Stored data
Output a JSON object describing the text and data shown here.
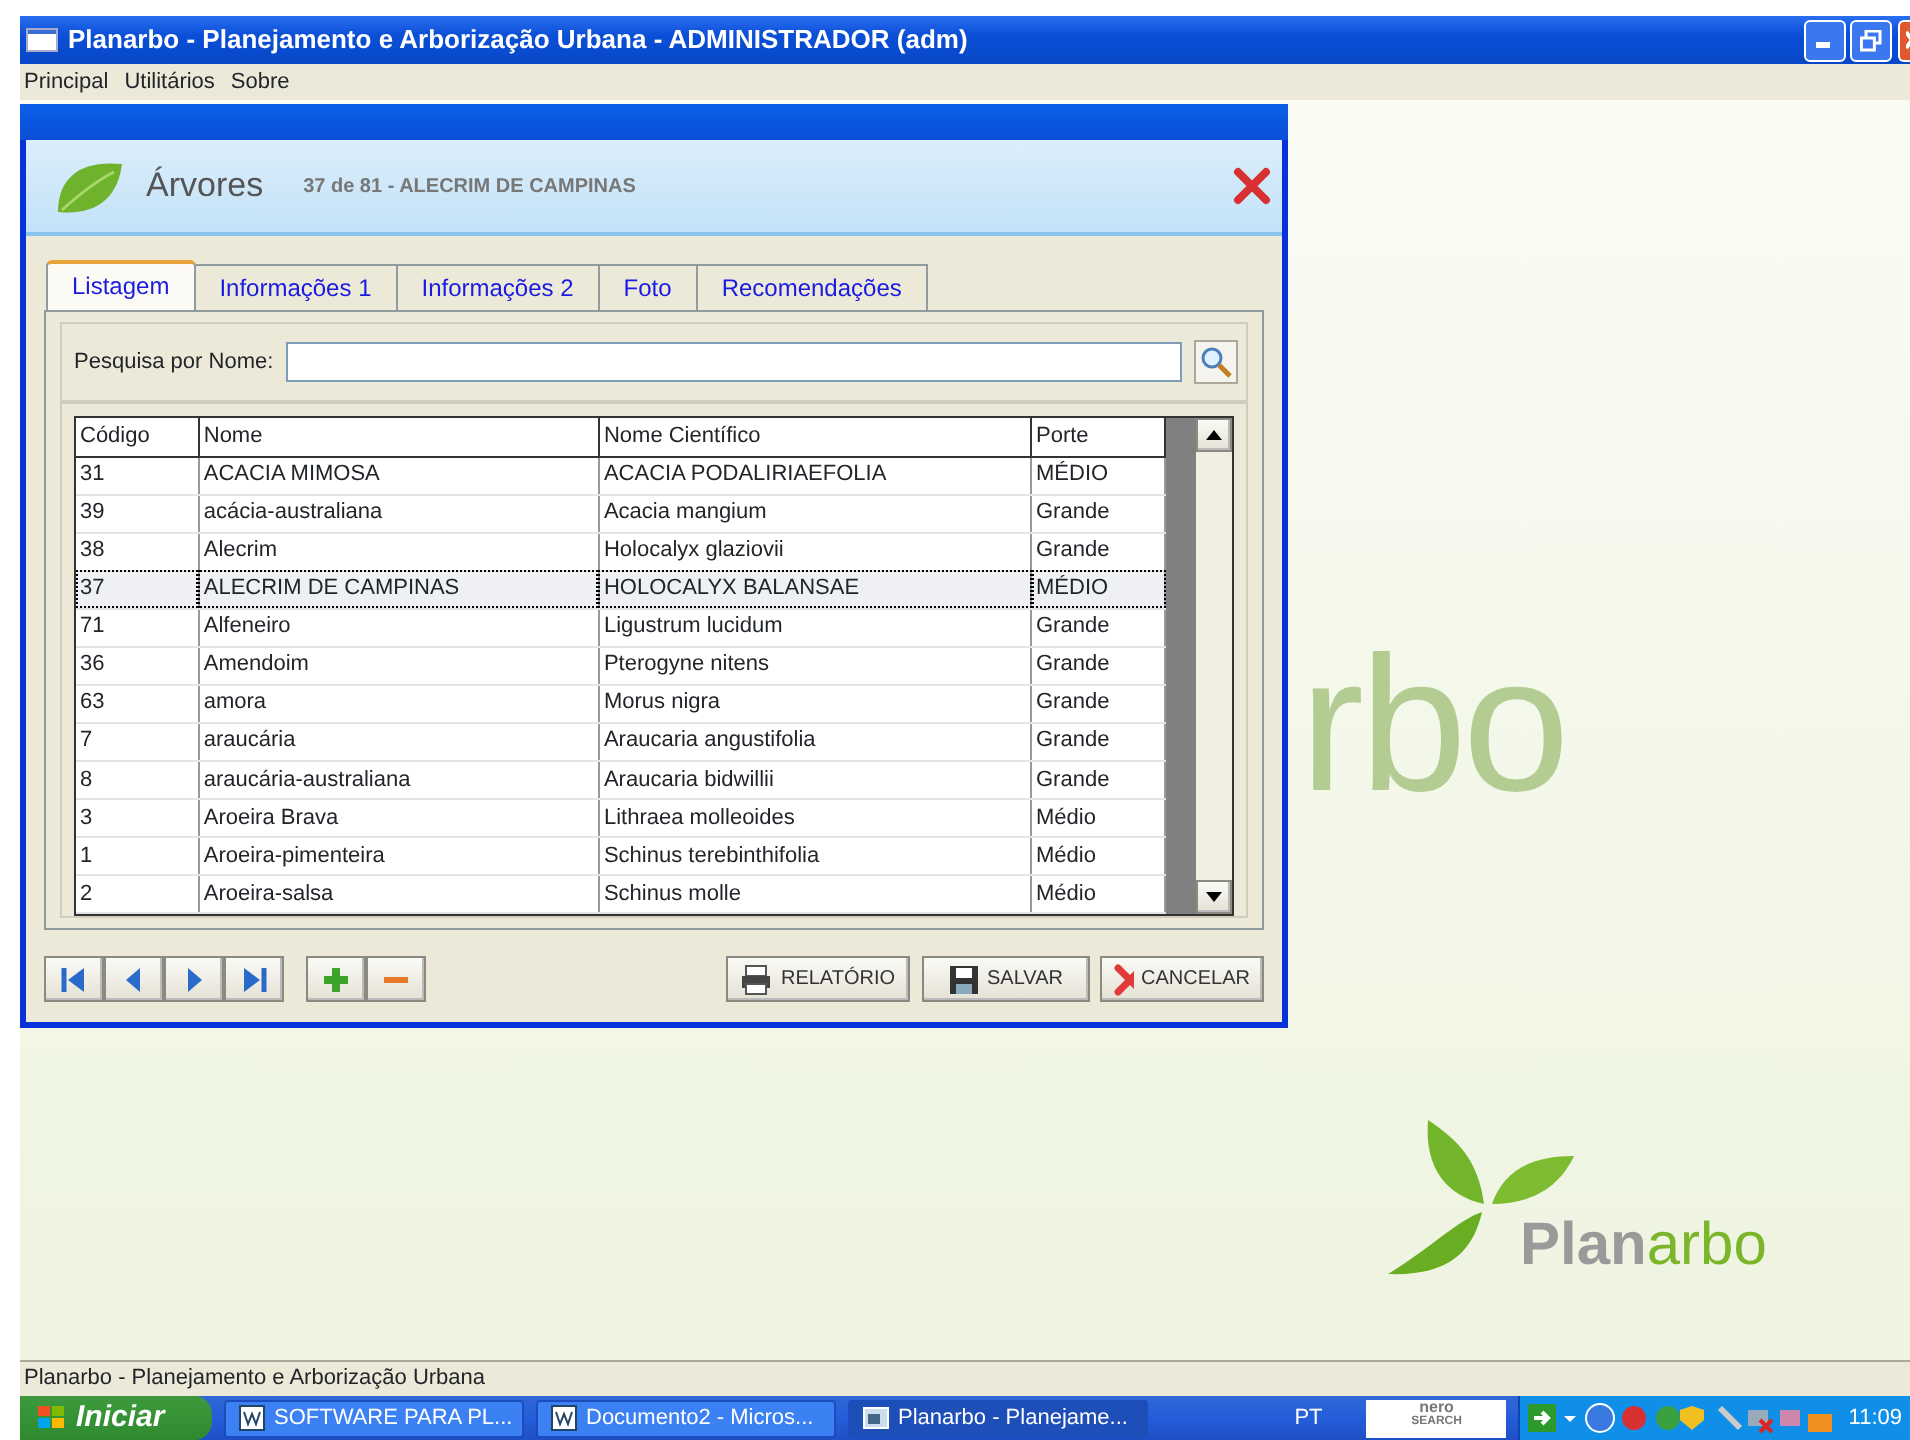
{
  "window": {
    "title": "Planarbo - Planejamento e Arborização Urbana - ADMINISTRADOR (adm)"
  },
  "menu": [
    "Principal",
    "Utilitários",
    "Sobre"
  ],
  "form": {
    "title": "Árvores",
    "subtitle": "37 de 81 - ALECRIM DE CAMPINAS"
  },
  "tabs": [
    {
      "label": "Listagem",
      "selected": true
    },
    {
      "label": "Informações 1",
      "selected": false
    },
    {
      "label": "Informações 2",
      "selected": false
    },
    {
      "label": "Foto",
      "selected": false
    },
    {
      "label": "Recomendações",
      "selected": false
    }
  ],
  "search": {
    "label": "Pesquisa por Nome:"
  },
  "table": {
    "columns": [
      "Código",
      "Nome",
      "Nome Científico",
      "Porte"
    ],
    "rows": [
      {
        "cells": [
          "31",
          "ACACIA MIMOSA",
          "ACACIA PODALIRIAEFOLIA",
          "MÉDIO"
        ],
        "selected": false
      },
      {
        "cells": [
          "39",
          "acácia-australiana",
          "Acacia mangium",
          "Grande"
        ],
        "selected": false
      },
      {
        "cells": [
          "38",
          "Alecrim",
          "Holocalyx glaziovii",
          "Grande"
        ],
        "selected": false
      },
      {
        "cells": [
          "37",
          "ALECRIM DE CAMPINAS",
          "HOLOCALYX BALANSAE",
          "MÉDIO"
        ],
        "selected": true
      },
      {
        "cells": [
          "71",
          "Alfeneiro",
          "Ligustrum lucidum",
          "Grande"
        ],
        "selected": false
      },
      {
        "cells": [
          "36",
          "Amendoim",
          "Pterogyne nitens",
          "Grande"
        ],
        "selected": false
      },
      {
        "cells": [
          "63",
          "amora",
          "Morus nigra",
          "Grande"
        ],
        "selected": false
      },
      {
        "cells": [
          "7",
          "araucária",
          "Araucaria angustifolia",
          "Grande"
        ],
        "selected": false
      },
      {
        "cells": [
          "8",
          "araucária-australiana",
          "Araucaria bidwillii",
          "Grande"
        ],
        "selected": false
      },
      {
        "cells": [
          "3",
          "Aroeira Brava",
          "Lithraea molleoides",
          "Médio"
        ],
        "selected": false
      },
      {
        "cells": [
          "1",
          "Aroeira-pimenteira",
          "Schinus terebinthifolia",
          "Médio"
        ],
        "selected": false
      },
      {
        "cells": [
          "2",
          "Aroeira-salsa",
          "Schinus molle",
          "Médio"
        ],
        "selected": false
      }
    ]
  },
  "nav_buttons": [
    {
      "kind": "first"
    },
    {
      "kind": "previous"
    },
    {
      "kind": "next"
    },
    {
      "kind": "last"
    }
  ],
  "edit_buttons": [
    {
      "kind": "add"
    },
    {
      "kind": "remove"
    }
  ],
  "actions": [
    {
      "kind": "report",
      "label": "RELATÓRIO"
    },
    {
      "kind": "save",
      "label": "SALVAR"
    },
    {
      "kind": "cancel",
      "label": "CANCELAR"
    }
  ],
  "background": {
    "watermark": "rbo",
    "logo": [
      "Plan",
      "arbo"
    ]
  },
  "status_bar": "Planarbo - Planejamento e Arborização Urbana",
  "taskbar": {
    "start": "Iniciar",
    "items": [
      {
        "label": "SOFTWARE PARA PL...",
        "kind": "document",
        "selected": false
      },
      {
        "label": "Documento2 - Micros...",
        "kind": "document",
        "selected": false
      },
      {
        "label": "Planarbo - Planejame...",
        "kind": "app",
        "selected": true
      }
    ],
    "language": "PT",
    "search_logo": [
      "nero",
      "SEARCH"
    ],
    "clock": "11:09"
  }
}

Exercise prompt: In the entries above, find each line with the word "australiana" and show it.

Problem solution:
          "acácia-australiana",
          "araucária-australiana",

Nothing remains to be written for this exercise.